Brief: Across the entries, how many lines have the string "turli" in them? Reply with only a number.

######

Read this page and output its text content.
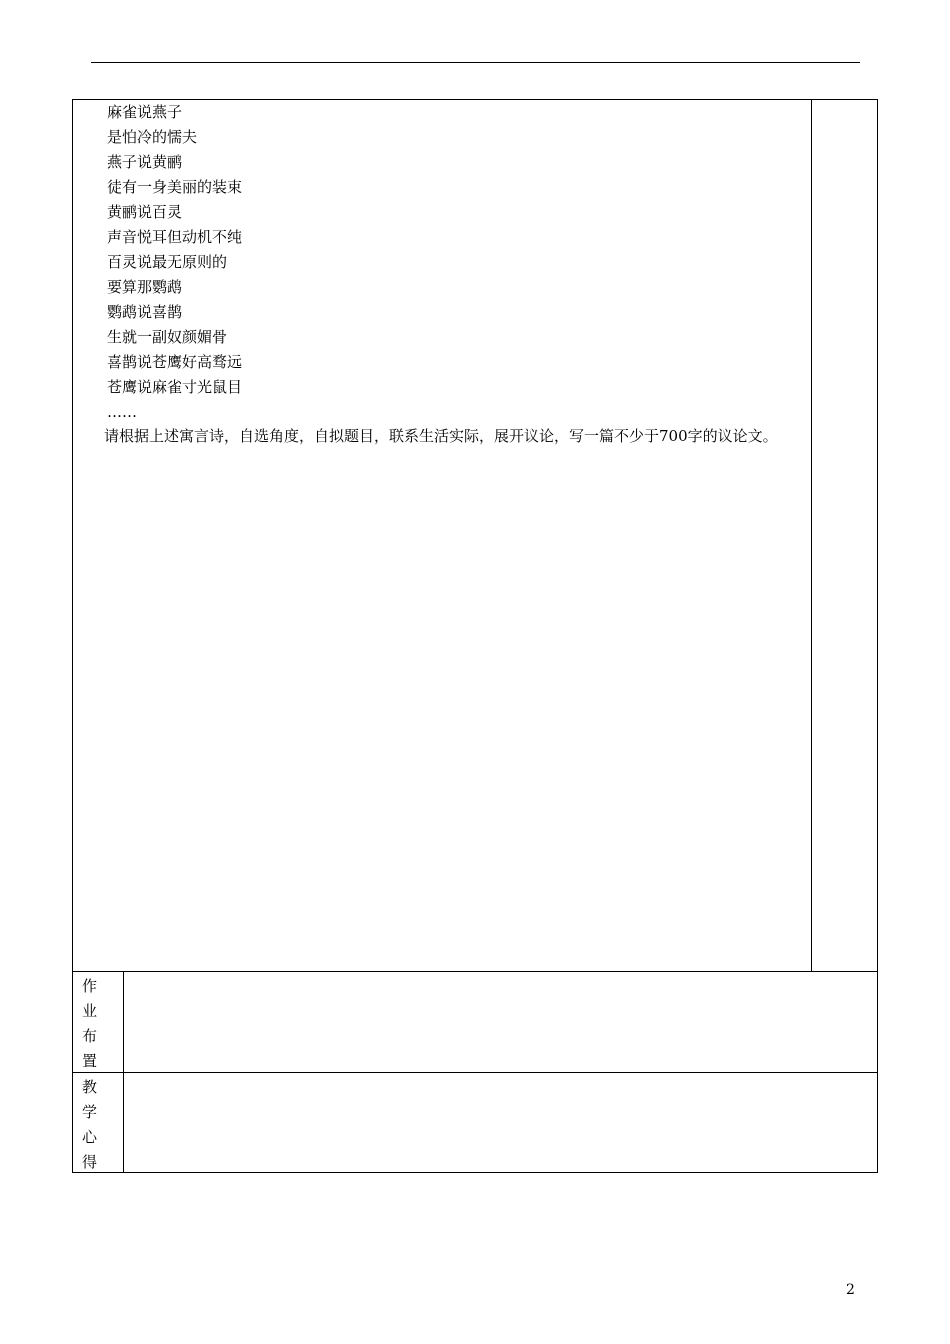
麻雀说燕子
是怕冷的懦夫
燕子说黄鹂
徒有一身美丽的装束
黄鹂说百灵
声音悦耳但动机不纯
百灵说最无原则的
要算那鹦鹉
鹦鹉说喜鹊
生就一副奴颜媚骨
喜鹊说苍鹰好高骛远
苍鹰说麻雀寸光鼠目
……

请根据上述寓言诗，自选角度，自拟题目，联系生活实际，展开议论，写一篇不少于700字的议论文。

作
业
布
置
教
学
心
得
2
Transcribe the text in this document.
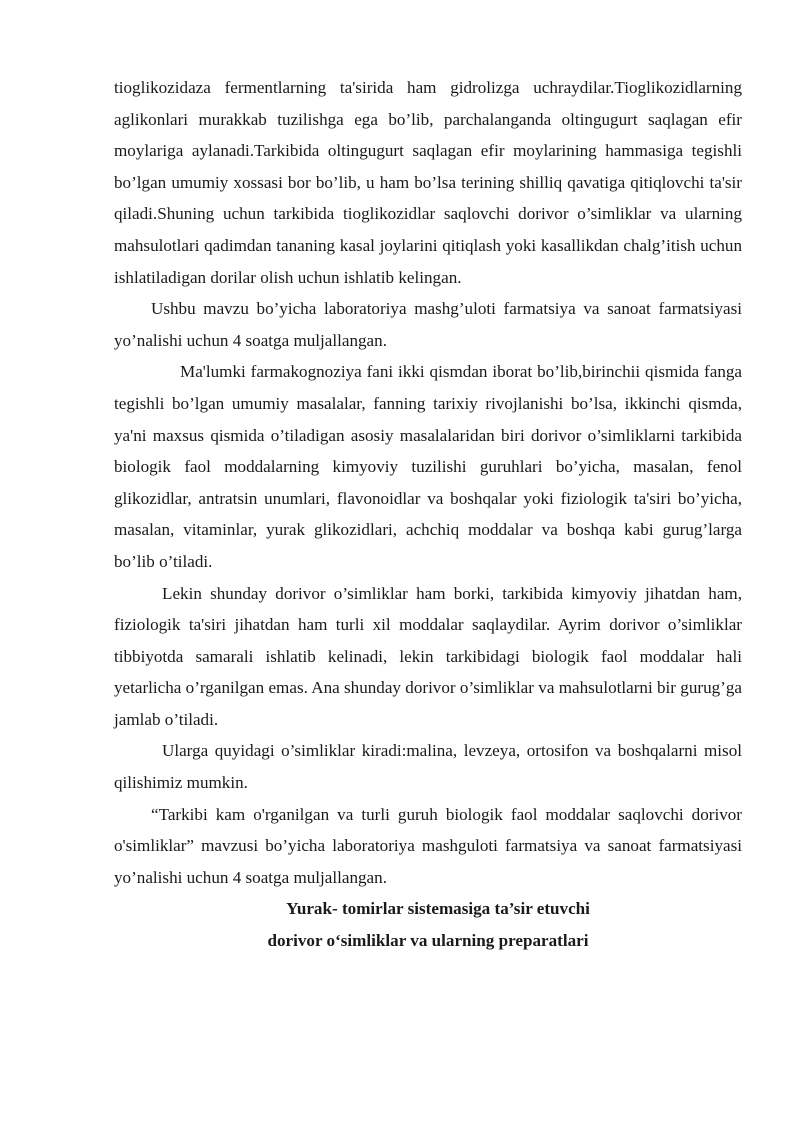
tioglikozidaza fermentlarning ta'sirida ham gidrolizga uchraydilar.Tioglikozidlarning aglikonlari murakkab tuzilishga ega bo’lib, parchalanganda oltingugurt saqlagan efir moylariga aylanadi.Tarkibida oltingugurt saqlagan efir moylarining hammasiga tegishli bo’lgan umumiy xossasi bor bo’lib, u ham bo’lsa terining shilliq qavatiga qitiqlovchi ta'sir qiladi.Shuning uchun tarkibida tioglikozidlar saqlovchi dorivor o’simliklar va ularning mahsulotlari qadimdan tananing kasal joylarini qitiqlash yoki kasallikdan chalg’itish uchun ishlatiladigan dorilar olish uchun ishlatib kelingan.

Ushbu mavzu bo’yicha laboratoriya mashg’uloti farmatsiya va sanoat farmatsiyasi yo’nalishi uchun 4 soatga muljallangan.

Ma'lumki farmakognoziya fani ikki qismdan iborat bo’lib,birinchii qismida fanga tegishli bo’lgan umumiy masalalar, fanning tarixiy rivojlanishi bo’lsa, ikkinchi qismda, ya'ni maxsus qismida o’tiladigan asosiy masalalaridan biri dorivor o’simliklarni tarkibida biologik faol moddalarning kimyoviy tuzilishi guruhlari bo’yicha, masalan, fenol glikozidlar, antratsin unumlari, flavonoidlar va boshqalar yoki fiziologik ta'siri bo’yicha, masalan, vitaminlar, yurak glikozidlari, achchiq moddalar va boshqa kabi gurug’larga bo’lib o’tiladi.

Lekin shunday dorivor o’simliklar ham borki, tarkibida kimyoviy jihatdan ham, fiziologik ta'siri jihatdan ham turli xil moddalar saqlaydilar. Ayrim dorivor o’simliklar tibbiyotda samarali ishlatib kelinadi, lekin tarkibidagi biologik faol moddalar hali yetarlicha o’rganilgan emas. Ana shunday dorivor o’simliklar va mahsulotlarni bir gurug’ga jamlab o’tiladi.

Ularga quyidagi o’simliklar kiradi:malina, levzeya, ortosifon va boshqalarni misol qilishimiz mumkin.

“Tarkibi kam o'rganilgan va turli guruh biologik faol moddalar saqlovchi dorivor o'simliklar” mavzusi bo’yicha laboratoriya mashguloti farmatsiya va sanoat farmatsiyasi yo’nalishi uchun 4 soatga muljallangan.

Yurak- tomirlar sistemasiga ta’sir etuvchi

dorivor o‘simliklar va ularning preparatlari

######

Response to this task: 2